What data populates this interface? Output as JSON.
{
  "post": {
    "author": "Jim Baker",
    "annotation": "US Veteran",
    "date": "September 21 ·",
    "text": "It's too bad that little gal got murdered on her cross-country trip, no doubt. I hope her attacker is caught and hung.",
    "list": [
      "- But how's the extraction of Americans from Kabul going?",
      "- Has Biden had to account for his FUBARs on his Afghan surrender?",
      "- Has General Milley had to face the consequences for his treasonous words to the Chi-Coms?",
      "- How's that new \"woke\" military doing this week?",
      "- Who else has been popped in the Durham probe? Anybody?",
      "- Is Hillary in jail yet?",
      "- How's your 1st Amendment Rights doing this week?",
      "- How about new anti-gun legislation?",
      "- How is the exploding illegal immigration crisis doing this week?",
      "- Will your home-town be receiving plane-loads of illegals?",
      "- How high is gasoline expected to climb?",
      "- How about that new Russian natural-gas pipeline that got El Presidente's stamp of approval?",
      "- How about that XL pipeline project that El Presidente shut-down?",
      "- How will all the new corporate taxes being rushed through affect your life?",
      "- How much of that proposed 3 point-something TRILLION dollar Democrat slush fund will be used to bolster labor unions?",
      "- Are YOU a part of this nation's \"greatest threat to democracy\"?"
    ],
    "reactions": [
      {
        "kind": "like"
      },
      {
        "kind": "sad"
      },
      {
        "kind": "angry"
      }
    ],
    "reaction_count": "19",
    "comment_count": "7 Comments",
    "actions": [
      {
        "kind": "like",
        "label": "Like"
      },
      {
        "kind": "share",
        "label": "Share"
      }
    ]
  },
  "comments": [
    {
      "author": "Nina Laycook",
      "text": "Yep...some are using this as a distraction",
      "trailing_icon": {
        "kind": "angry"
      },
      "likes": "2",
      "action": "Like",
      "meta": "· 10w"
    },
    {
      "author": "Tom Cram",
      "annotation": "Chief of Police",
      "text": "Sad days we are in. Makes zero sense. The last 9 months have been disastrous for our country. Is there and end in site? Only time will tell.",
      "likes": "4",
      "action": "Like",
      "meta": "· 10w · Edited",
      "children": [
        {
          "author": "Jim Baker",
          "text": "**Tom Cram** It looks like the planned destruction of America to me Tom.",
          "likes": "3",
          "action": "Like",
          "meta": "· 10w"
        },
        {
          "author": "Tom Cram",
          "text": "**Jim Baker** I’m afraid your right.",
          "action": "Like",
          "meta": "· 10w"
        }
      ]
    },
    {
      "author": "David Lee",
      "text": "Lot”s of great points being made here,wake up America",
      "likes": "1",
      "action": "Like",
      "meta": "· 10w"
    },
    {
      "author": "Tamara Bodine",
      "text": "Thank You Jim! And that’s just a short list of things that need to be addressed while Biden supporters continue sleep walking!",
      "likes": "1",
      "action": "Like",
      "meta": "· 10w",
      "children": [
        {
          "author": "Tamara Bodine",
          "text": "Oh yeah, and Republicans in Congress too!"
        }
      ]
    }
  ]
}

**STATED TASK**
Your task is to return the full listing exactly as it was given.

**WRITTEN ANSWER**
What data populates this interface? Output as JSON.
{
  "post": {
    "author": "Jim Baker",
    "annotation": "US Veteran",
    "date": "September 21 ·",
    "text": "It's too bad that little gal got murdered on her cross-country trip, no doubt. I hope her attacker is caught and hung.",
    "list": [
      "- But how's the extraction of Americans from Kabul going?",
      "- Has Biden had to account for his FUBARs on his Afghan surrender?",
      "- Has General Milley had to face the consequences for his treasonous words to the Chi-Coms?",
      "- How's that new \"woke\" military doing this week?",
      "- Who else has been popped in the Durham probe? Anybody?",
      "- Is Hillary in jail yet?",
      "- How's your 1st Amendment Rights doing this week?",
      "- How about new anti-gun legislation?",
      "- How is the exploding illegal immigration crisis doing this week?",
      "- Will your home-town be receiving plane-loads of illegals?",
      "- How high is gasoline expected to climb?",
      "- How about that new Russian natural-gas pipeline that got El Presidente's stamp of approval?",
      "- How about that XL pipeline project that El Presidente shut-down?",
      "- How will all the new corporate taxes being rushed through affect your life?",
      "- How much of that proposed 3 point-something TRILLION dollar Democrat slush fund will be used to bolster labor unions?",
      "- Are YOU a part of this nation's \"greatest threat to democracy\"?"
    ],
    "reactions": [
      {
        "kind": "like"
      },
      {
        "kind": "sad"
      },
      {
        "kind": "angry"
      }
    ],
    "reaction_count": "19",
    "comment_count": "7 Comments",
    "actions": [
      {
        "kind": "like",
        "label": "Like"
      },
      {
        "kind": "share",
        "label": "Share"
      }
    ]
  },
  "comments": [
    {
      "author": "Nina Laycook",
      "text": "Yep...some are using this as a distraction",
      "trailing_icon": {
        "kind": "angry"
      },
      "likes": "2",
      "action": "Like",
      "meta": "· 10w"
    },
    {
      "author": "Tom Cram",
      "annotation": "Chief of Police",
      "text": "Sad days we are in. Makes zero sense. The last 9 months have been disastrous for our country. Is there and end in site? Only time will tell.",
      "likes": "4",
      "action": "Like",
      "meta": "· 10w · Edited",
      "children": [
        {
          "author": "Jim Baker",
          "text": "**Tom Cram** It looks like the planned destruction of America to me Tom.",
          "likes": "3",
          "action": "Like",
          "meta": "· 10w"
        },
        {
          "author": "Tom Cram",
          "text": "**Jim Baker** I’m afraid your right.",
          "action": "Like",
          "meta": "· 10w"
        }
      ]
    },
    {
      "author": "David Lee",
      "text": "Lot”s of great points being made here,wake up America",
      "likes": "1",
      "action": "Like",
      "meta": "· 10w"
    },
    {
      "author": "Tamara Bodine",
      "text": "Thank You Jim! And that’s just a short list of things that need to be addressed while Biden supporters continue sleep walking!",
      "likes": "1",
      "action": "Like",
      "meta": "· 10w",
      "children": [
        {
          "author": "Tamara Bodine",
          "text": "Oh yeah, and Republicans in Congress too!"
        }
      ]
    }
  ]
}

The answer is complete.